[Collected data entries]
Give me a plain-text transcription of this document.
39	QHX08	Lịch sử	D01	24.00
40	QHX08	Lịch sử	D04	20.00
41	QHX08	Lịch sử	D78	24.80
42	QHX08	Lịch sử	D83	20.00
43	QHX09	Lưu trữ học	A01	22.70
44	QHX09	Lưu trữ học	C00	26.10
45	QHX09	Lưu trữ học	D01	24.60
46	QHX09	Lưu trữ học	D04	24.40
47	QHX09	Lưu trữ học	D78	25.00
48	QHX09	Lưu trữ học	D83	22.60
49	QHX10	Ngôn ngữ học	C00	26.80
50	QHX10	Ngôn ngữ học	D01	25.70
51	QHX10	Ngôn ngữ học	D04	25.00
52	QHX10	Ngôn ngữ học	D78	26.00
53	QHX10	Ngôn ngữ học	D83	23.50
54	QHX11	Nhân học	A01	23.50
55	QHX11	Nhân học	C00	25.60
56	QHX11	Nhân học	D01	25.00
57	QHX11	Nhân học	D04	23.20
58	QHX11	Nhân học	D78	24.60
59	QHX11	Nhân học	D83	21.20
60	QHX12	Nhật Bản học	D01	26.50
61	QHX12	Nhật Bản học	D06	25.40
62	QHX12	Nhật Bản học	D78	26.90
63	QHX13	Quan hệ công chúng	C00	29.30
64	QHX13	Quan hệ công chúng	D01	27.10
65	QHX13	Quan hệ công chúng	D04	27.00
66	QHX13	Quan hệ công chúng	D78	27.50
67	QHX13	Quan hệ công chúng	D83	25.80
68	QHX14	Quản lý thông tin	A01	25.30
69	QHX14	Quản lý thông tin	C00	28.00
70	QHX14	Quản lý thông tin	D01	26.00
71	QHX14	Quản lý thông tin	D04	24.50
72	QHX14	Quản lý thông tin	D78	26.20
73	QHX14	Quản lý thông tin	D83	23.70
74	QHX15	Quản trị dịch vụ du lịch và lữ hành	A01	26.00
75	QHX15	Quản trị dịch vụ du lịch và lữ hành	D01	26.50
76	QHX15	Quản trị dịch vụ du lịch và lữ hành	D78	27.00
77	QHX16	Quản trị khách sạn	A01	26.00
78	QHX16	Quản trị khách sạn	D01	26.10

**Written instruction:** Quote each line of the data above exactly as written.

**Solution to this problem:**
Give me a plain-text transcription of this document.
39	QHX08	Lịch sử	D01	24.00
40	QHX08	Lịch sử	D04	20.00
41	QHX08	Lịch sử	D78	24.80
42	QHX08	Lịch sử	D83	20.00
43	QHX09	Lưu trữ học	A01	22.70
44	QHX09	Lưu trữ học	C00	26.10
45	QHX09	Lưu trữ học	D01	24.60
46	QHX09	Lưu trữ học	D04	24.40
47	QHX09	Lưu trữ học	D78	25.00
48	QHX09	Lưu trữ học	D83	22.60
49	QHX10	Ngôn ngữ học	C00	26.80
50	QHX10	Ngôn ngữ học	D01	25.70
51	QHX10	Ngôn ngữ học	D04	25.00
52	QHX10	Ngôn ngữ học	D78	26.00
53	QHX10	Ngôn ngữ học	D83	23.50
54	QHX11	Nhân học	A01	23.50
55	QHX11	Nhân học	C00	25.60
56	QHX11	Nhân học	D01	25.00
57	QHX11	Nhân học	D04	23.20
58	QHX11	Nhân học	D78	24.60
59	QHX11	Nhân học	D83	21.20
60	QHX12	Nhật Bản học	D01	26.50
61	QHX12	Nhật Bản học	D06	25.40
62	QHX12	Nhật Bản học	D78	26.90
63	QHX13	Quan hệ công chúng	C00	29.30
64	QHX13	Quan hệ công chúng	D01	27.10
65	QHX13	Quan hệ công chúng	D04	27.00
66	QHX13	Quan hệ công chúng	D78	27.50
67	QHX13	Quan hệ công chúng	D83	25.80
68	QHX14	Quản lý thông tin	A01	25.30
69	QHX14	Quản lý thông tin	C00	28.00
70	QHX14	Quản lý thông tin	D01	26.00
71	QHX14	Quản lý thông tin	D04	24.50
72	QHX14	Quản lý thông tin	D78	26.20
73	QHX14	Quản lý thông tin	D83	23.70
74	QHX15	Quản trị dịch vụ du lịch và lữ hành	A01	26.00
75	QHX15	Quản trị dịch vụ du lịch và lữ hành	D01	26.50
76	QHX15	Quản trị dịch vụ du lịch và lữ hành	D78	27.00
77	QHX16	Quản trị khách sạn	A01	26.00
78	QHX16	Quản trị khách sạn	D01	26.10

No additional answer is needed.